Oltre ai resoconti dei genitori, l’analisi retrospettiva di filmati casalinghi o di videoregistrazioni rappresenta una ulteriore potenziale risorsa per la ricerca. Ricerche basate su questo tipo di analisi hanno generalmente confermato l’insorgenza precoce di differenze di sviluppo nei bambini con autismo fin dal primo anno di vita (Adrien et al. 1992, Maestro et al. 1999, Osterling & Dawson 1994, Osterling et al. 2002). Per esempio, Maestro et al. (2002) hanno esaminato delle videoregistrazioni di bambini nel primo anno di vita, poi diagnosticati come affetti da autismo, paragonandole con coetanei con sviluppo tipico selezionati in base all’età: i bambini diagnosticati in seguito come autistici mostravano virtualmente una minore attenzione agli stimoli sociali, sorridevano più raramente, vocalizzavano meno e si dedicavano per meno tempo all’esplorazione di oggetti. Tuttavia nel primo anno di vita i bambini non mostravano differenze in termini di ripetitività di comportamento,
In uno studio su bambini di età compresa fra 8 e 10 mesi, Werner et al.(2000) hanno riportato che quelli nei quali è stato diagnosticato in seguito l’autismo tendevano a rispondere meno al loro nome, similmente al risultato ottenuto da Osterling & Dawson (1994) nel loro studio su bambini di 12 mesi. L’uso di un gruppo di controllo costituito da bambini con sviluppo tipico limita in qualche modo questi riscontri, perché le differenze osservate potrebbero riflettere un generico ritardo di sviluppo piuttosto che gli effetti dell’autismo in sé.

▶ [Elenco dei dati]
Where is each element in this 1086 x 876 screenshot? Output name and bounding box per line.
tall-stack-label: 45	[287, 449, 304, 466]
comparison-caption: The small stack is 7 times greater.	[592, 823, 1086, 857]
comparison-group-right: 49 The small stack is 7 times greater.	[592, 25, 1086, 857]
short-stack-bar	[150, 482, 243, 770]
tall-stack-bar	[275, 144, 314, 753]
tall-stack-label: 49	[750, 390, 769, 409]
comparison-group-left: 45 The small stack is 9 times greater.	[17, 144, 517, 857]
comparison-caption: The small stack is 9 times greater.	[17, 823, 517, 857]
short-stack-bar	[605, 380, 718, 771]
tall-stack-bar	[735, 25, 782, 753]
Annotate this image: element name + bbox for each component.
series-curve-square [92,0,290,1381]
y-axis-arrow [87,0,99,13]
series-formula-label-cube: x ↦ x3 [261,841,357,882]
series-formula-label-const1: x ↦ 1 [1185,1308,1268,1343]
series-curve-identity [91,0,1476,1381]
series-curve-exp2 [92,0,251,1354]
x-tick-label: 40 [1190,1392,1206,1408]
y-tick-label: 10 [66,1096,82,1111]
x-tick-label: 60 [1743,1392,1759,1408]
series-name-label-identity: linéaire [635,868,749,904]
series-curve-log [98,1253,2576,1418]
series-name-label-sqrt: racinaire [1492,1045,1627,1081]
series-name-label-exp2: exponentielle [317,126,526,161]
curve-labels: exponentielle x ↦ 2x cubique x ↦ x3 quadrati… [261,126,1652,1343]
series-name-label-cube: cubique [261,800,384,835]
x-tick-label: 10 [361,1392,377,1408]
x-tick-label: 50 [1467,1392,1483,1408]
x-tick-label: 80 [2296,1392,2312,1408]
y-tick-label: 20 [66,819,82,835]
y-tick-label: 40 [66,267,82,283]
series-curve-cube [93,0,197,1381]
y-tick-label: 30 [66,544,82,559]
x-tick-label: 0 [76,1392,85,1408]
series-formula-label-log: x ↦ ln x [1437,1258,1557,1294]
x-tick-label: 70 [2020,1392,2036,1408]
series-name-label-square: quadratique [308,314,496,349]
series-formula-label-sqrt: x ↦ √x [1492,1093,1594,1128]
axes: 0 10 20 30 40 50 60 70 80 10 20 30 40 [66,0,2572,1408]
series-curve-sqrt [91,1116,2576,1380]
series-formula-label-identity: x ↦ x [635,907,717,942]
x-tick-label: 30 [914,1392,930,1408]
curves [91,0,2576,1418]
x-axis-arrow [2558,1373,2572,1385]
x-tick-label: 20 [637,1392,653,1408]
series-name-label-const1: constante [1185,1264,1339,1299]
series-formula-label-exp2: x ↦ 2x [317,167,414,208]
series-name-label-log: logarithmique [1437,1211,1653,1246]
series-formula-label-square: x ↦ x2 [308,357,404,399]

▶ [Il problema] Secondo il brano sui primi segni dell'autismo, che età avevano i bambini studiati da Werner et al. (2000)? Il materiale non è necessario per svolgere l'esercizio.

▶ [Risposta] Avevano un'età compresa fra 8 e 10 mesi.